> [Task to carry out] In the listing below, locate the lines that hold "xlabel" and copy them.

> [Data provided]
********************

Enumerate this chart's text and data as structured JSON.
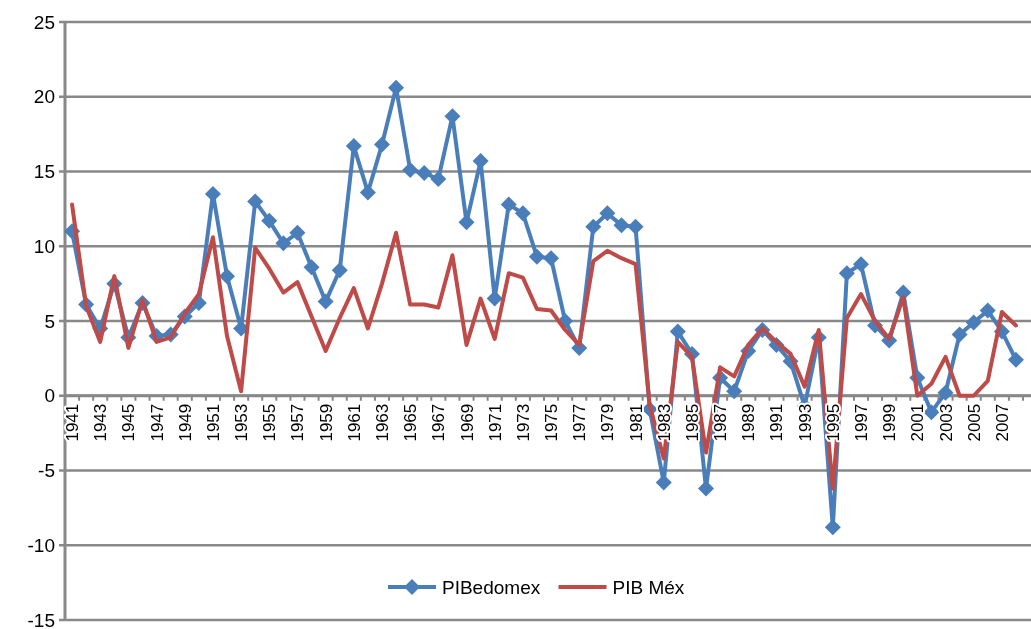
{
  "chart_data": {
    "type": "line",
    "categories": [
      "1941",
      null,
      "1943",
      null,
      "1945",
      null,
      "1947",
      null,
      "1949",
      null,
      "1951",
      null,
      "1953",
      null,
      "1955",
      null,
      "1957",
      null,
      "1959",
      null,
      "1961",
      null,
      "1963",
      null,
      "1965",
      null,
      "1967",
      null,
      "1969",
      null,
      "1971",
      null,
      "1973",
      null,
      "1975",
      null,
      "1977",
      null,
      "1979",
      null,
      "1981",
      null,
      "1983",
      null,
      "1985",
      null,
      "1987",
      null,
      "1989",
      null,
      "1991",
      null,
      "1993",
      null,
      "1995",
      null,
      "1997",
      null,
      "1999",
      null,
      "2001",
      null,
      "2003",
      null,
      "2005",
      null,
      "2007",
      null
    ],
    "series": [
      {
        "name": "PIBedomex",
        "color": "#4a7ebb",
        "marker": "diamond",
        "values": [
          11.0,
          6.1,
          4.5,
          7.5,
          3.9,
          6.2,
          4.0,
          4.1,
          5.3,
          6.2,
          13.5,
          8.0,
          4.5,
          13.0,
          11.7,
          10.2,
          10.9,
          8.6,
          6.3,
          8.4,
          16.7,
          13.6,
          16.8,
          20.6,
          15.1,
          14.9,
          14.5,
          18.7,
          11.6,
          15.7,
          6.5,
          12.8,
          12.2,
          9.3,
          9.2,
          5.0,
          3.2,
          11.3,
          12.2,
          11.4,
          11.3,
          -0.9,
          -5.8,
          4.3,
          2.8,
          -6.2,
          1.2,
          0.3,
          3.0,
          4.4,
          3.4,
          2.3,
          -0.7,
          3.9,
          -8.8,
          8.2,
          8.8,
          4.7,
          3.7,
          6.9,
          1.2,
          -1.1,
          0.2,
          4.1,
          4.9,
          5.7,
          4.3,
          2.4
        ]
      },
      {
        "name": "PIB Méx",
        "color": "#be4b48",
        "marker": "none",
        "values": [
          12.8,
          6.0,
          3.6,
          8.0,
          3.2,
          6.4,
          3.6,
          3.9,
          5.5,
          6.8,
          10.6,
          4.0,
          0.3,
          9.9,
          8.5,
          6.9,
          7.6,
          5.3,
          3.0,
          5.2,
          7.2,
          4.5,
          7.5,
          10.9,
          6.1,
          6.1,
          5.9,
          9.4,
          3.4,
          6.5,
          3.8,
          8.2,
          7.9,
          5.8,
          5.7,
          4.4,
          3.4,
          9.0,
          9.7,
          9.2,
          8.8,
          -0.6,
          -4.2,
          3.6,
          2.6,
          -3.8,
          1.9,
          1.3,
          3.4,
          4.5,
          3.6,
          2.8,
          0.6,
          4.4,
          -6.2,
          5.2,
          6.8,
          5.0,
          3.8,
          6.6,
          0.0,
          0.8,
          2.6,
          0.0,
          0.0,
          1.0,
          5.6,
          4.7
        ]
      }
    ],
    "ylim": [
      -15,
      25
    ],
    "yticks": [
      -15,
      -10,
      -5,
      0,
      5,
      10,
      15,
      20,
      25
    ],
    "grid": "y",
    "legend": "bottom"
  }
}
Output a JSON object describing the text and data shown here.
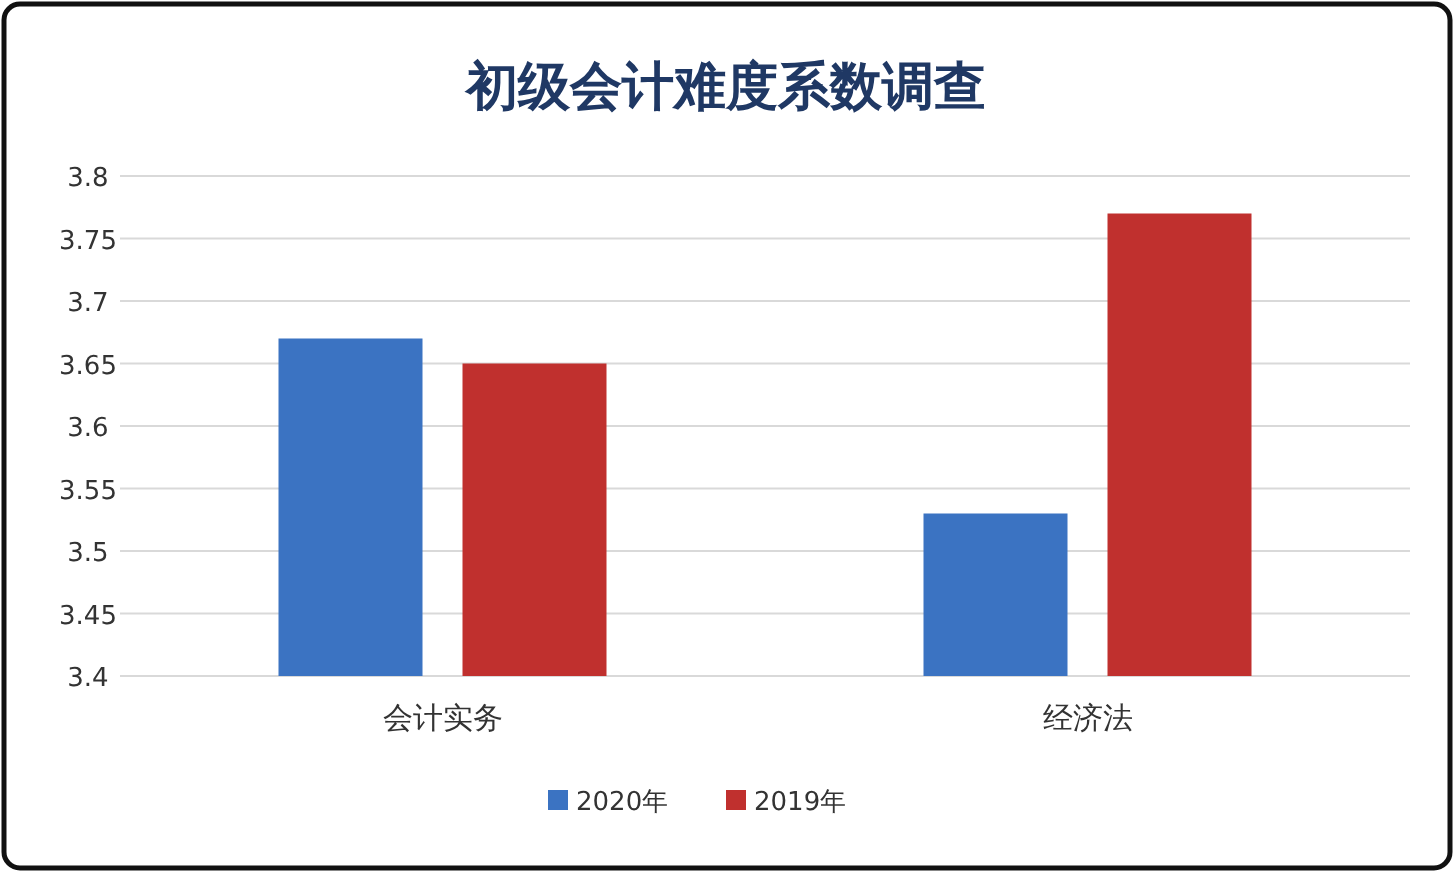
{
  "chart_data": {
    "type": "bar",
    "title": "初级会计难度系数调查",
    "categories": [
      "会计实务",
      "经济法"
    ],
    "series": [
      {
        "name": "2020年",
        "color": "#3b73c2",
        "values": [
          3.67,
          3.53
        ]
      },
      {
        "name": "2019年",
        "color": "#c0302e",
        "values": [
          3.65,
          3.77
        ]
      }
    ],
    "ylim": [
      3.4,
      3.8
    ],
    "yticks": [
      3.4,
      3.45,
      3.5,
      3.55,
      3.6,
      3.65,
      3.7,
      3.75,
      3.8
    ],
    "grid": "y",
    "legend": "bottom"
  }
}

********************

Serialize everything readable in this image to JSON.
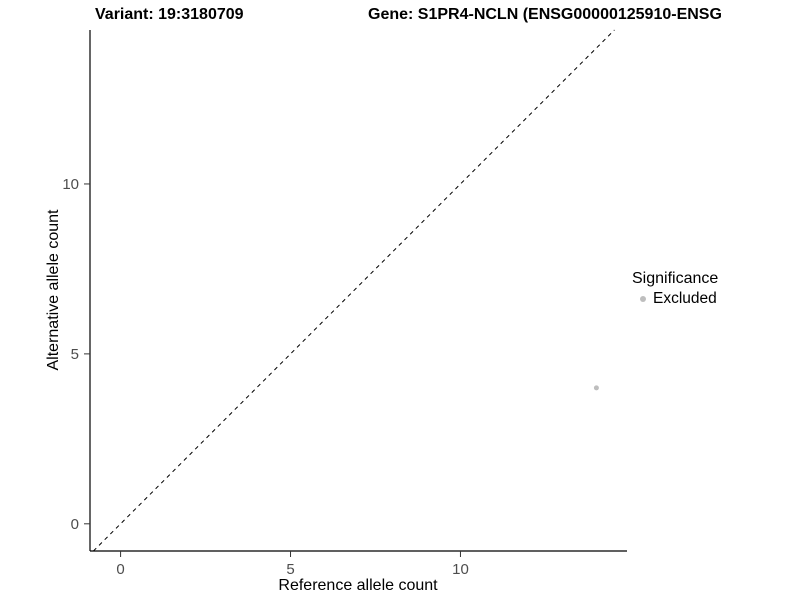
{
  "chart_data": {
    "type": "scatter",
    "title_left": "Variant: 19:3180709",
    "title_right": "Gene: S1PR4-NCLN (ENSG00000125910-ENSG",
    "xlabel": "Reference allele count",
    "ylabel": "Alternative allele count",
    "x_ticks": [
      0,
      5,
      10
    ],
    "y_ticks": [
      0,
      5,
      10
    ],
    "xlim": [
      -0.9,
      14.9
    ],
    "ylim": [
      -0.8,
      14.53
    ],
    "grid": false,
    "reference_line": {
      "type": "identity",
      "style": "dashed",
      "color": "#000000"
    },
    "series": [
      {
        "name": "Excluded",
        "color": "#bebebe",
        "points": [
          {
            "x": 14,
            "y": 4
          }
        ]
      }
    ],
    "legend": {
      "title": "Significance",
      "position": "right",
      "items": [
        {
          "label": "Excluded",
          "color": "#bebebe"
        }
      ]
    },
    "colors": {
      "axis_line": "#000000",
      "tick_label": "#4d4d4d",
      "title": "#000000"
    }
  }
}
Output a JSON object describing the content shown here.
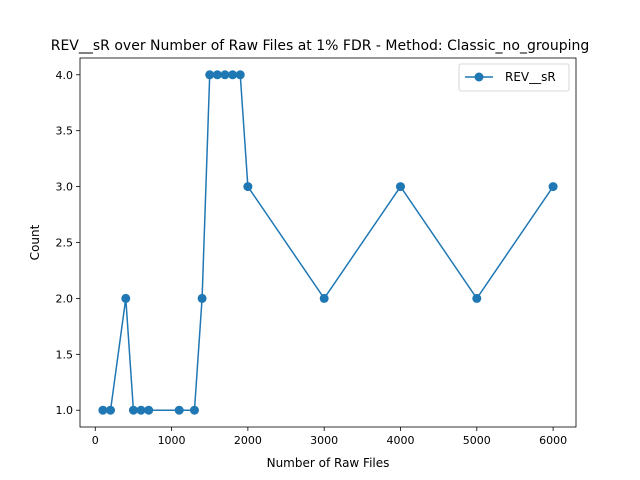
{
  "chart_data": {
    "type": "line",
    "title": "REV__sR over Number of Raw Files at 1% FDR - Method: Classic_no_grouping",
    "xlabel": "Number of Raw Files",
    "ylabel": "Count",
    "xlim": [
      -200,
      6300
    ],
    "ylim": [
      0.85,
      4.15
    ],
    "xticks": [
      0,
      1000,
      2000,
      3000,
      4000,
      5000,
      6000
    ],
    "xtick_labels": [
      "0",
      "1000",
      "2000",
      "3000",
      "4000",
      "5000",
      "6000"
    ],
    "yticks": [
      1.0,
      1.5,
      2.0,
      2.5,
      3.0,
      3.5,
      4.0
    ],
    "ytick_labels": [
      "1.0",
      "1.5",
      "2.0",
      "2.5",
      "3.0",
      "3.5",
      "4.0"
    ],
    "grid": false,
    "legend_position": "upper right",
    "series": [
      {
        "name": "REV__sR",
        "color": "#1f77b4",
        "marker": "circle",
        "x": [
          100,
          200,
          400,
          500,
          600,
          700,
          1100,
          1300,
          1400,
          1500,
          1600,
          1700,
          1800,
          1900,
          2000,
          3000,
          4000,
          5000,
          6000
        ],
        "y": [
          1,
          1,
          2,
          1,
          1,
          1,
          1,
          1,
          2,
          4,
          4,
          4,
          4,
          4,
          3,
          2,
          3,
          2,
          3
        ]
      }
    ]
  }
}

********************

> [Worked answer]
    "xlabel": "Reference allele count",
    "xlabel": "Number of Raw Files",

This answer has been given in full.